##### Dataset records

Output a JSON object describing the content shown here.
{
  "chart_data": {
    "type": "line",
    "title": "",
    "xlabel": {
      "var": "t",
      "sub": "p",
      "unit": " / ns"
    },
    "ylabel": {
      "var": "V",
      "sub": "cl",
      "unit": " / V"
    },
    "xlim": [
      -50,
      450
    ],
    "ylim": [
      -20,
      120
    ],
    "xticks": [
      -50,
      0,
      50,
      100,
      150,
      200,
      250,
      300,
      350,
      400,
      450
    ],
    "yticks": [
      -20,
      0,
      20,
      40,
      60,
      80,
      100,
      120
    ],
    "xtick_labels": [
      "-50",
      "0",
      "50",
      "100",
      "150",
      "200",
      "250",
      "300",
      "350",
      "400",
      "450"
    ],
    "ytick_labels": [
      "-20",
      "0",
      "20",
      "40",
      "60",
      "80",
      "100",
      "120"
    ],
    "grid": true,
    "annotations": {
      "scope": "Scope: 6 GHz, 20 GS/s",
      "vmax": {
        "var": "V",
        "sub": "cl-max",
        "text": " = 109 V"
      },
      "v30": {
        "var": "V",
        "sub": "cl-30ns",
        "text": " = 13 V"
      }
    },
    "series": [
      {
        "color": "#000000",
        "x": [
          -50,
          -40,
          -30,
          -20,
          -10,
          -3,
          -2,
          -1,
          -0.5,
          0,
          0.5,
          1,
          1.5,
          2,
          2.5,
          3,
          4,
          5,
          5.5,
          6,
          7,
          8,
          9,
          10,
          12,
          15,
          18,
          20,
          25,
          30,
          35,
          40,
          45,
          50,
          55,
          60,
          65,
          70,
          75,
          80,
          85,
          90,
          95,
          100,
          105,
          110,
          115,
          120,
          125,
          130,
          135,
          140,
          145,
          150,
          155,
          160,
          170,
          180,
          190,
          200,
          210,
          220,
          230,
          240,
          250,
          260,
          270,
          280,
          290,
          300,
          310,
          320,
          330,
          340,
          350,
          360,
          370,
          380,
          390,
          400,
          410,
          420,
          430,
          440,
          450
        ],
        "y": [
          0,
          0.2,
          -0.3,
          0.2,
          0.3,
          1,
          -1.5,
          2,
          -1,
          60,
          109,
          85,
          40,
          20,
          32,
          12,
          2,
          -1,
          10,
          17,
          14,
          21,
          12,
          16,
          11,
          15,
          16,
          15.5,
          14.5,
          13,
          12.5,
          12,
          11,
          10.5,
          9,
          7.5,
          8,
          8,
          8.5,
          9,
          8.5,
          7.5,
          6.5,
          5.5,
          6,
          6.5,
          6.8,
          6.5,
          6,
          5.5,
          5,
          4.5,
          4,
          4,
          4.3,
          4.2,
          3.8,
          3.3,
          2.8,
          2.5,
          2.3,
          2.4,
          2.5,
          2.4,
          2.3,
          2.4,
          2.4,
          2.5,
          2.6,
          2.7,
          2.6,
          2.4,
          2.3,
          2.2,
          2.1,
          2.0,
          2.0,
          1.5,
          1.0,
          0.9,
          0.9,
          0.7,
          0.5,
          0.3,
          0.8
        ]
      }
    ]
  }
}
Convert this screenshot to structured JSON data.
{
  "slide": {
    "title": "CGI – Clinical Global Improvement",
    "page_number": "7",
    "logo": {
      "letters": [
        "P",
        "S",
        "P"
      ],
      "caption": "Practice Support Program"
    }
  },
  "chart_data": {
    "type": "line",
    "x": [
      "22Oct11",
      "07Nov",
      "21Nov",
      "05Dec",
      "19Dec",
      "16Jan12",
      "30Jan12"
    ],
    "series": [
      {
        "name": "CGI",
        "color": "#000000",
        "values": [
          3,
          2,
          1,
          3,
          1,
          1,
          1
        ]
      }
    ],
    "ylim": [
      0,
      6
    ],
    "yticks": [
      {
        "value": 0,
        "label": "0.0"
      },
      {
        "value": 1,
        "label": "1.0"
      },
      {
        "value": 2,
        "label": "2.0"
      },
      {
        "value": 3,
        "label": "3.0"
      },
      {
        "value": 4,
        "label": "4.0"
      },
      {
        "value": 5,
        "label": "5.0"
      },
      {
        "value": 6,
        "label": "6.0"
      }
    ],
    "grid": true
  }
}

##########

Problem details → Reproduce every record, matching each line exactly.

Final result →
Output a JSON object describing the content shown here.
{
  "chart_data": {
    "type": "line",
    "title": "",
    "xlabel": {
      "var": "t",
      "sub": "p",
      "unit": " / ns"
    },
    "ylabel": {
      "var": "V",
      "sub": "cl",
      "unit": " / V"
    },
    "xlim": [
      -50,
      450
    ],
    "ylim": [
      -20,
      120
    ],
    "xticks": [
      -50,
      0,
      50,
      100,
      150,
      200,
      250,
      300,
      350,
      400,
      450
    ],
    "yticks": [
      -20,
      0,
      20,
      40,
      60,
      80,
      100,
      120
    ],
    "xtick_labels": [
      "-50",
      "0",
      "50",
      "100",
      "150",
      "200",
      "250",
      "300",
      "350",
      "400",
      "450"
    ],
    "ytick_labels": [
      "-20",
      "0",
      "20",
      "40",
      "60",
      "80",
      "100",
      "120"
    ],
    "grid": true,
    "annotations": {
      "scope": "Scope: 6 GHz, 20 GS/s",
      "vmax": {
        "var": "V",
        "sub": "cl-max",
        "text": " = 109 V"
      },
      "v30": {
        "var": "V",
        "sub": "cl-30ns",
        "text": " = 13 V"
      }
    },
    "series": [
      {
        "color": "#000000",
        "x": [
          -50,
          -40,
          -30,
          -20,
          -10,
          -3,
          -2,
          -1,
          -0.5,
          0,
          0.5,
          1,
          1.5,
          2,
          2.5,
          3,
          4,
          5,
          5.5,
          6,
          7,
          8,
          9,
          10,
          12,
          15,
          18,
          20,
          25,
          30,
          35,
          40,
          45,
          50,
          55,
          60,
          65,
          70,
          75,
          80,
          85,
          90,
          95,
          100,
          105,
          110,
          115,
          120,
          125,
          130,
          135,
          140,
          145,
          150,
          155,
          160,
          170,
          180,
          190,
          200,
          210,
          220,
          230,
          240,
          250,
          260,
          270,
          280,
          290,
          300,
          310,
          320,
          330,
          340,
          350,
          360,
          370,
          380,
          390,
          400,
          410,
          420,
          430,
          440,
          450
        ],
        "y": [
          0,
          0.2,
          -0.3,
          0.2,
          0.3,
          1,
          -1.5,
          2,
          -1,
          60,
          109,
          85,
          40,
          20,
          32,
          12,
          2,
          -1,
          10,
          17,
          14,
          21,
          12,
          16,
          11,
          15,
          16,
          15.5,
          14.5,
          13,
          12.5,
          12,
          11,
          10.5,
          9,
          7.5,
          8,
          8,
          8.5,
          9,
          8.5,
          7.5,
          6.5,
          5.5,
          6,
          6.5,
          6.8,
          6.5,
          6,
          5.5,
          5,
          4.5,
          4,
          4,
          4.3,
          4.2,
          3.8,
          3.3,
          2.8,
          2.5,
          2.3,
          2.4,
          2.5,
          2.4,
          2.3,
          2.4,
          2.4,
          2.5,
          2.6,
          2.7,
          2.6,
          2.4,
          2.3,
          2.2,
          2.1,
          2.0,
          2.0,
          1.5,
          1.0,
          0.9,
          0.9,
          0.7,
          0.5,
          0.3,
          0.8
        ]
      }
    ]
  }
}
Convert this screenshot to structured JSON data.
{
  "slide": {
    "title": "CGI – Clinical Global Improvement",
    "page_number": "7",
    "logo": {
      "letters": [
        "P",
        "S",
        "P"
      ],
      "caption": "Practice Support Program"
    }
  },
  "chart_data": {
    "type": "line",
    "x": [
      "22Oct11",
      "07Nov",
      "21Nov",
      "05Dec",
      "19Dec",
      "16Jan12",
      "30Jan12"
    ],
    "series": [
      {
        "name": "CGI",
        "color": "#000000",
        "values": [
          3,
          2,
          1,
          3,
          1,
          1,
          1
        ]
      }
    ],
    "ylim": [
      0,
      6
    ],
    "yticks": [
      {
        "value": 0,
        "label": "0.0"
      },
      {
        "value": 1,
        "label": "1.0"
      },
      {
        "value": 2,
        "label": "2.0"
      },
      {
        "value": 3,
        "label": "3.0"
      },
      {
        "value": 4,
        "label": "4.0"
      },
      {
        "value": 5,
        "label": "5.0"
      },
      {
        "value": 6,
        "label": "6.0"
      }
    ],
    "grid": true
  }
}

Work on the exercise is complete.